Repeat every record below exactly, but leave out any pictures.
====================
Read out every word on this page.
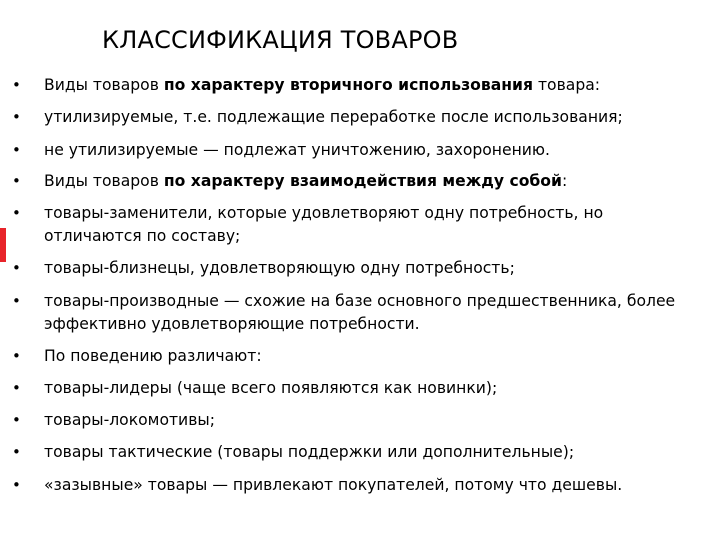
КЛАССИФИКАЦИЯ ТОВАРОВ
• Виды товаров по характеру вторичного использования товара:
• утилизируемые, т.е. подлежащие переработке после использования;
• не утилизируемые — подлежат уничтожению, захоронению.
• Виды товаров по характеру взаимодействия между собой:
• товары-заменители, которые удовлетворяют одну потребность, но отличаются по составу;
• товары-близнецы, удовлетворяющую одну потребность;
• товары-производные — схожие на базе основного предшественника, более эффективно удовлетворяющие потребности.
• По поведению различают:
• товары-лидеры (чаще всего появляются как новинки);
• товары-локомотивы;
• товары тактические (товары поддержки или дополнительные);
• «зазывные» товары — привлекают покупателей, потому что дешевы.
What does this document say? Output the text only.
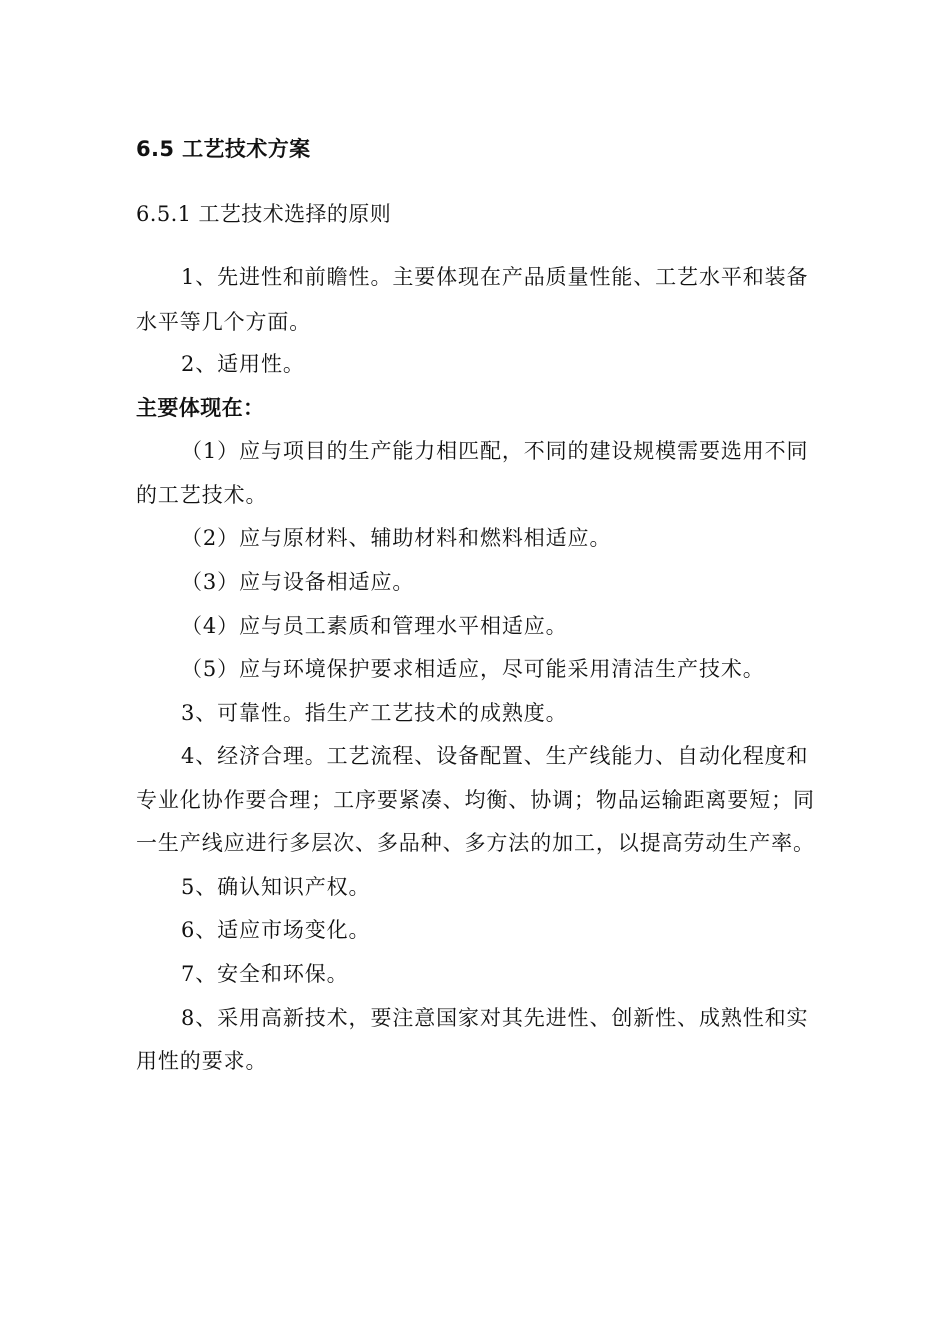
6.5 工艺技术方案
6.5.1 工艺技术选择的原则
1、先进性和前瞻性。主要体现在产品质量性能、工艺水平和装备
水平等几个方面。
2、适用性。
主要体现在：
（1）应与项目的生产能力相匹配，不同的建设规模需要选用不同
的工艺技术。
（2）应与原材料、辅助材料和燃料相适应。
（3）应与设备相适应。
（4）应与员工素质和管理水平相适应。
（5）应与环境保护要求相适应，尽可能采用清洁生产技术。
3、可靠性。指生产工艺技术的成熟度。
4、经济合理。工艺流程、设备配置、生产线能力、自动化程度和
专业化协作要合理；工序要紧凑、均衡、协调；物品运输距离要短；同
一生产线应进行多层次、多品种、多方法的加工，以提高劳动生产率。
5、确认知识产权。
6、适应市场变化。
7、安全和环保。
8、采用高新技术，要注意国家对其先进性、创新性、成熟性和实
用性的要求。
====================
# SOLUTION TO THE PROBLEM
Read out every word on this page.
КЛАССИФИКАЦИЯ ТОВАРОВ
• Виды товаров по характеру вторичного использования товара:
• утилизируемые, т.е. подлежащие переработке после использования;
• не утилизируемые — подлежат уничтожению, захоронению.
• Виды товаров по характеру взаимодействия между собой:
• товары-заменители, которые удовлетворяют одну потребность, но отличаются по составу;
• товары-близнецы, удовлетворяющую одну потребность;
• товары-производные — схожие на базе основного предшественника, более эффективно удовлетворяющие потребности.
• По поведению различают:
• товары-лидеры (чаще всего появляются как новинки);
• товары-локомотивы;
• товары тактические (товары поддержки или дополнительные);
• «зазывные» товары — привлекают покупателей, потому что дешевы.
What does this document say? Output the text only.
6.5 工艺技术方案
6.5.1 工艺技术选择的原则
1、先进性和前瞻性。主要体现在产品质量性能、工艺水平和装备
水平等几个方面。
2、适用性。
主要体现在：
（1）应与项目的生产能力相匹配，不同的建设规模需要选用不同
的工艺技术。
（2）应与原材料、辅助材料和燃料相适应。
（3）应与设备相适应。
（4）应与员工素质和管理水平相适应。
（5）应与环境保护要求相适应，尽可能采用清洁生产技术。
3、可靠性。指生产工艺技术的成熟度。
4、经济合理。工艺流程、设备配置、生产线能力、自动化程度和
专业化协作要合理；工序要紧凑、均衡、协调；物品运输距离要短；同
一生产线应进行多层次、多品种、多方法的加工，以提高劳动生产率。
5、确认知识产权。
6、适应市场变化。
7、安全和环保。
8、采用高新技术，要注意国家对其先进性、创新性、成熟性和实
用性的要求。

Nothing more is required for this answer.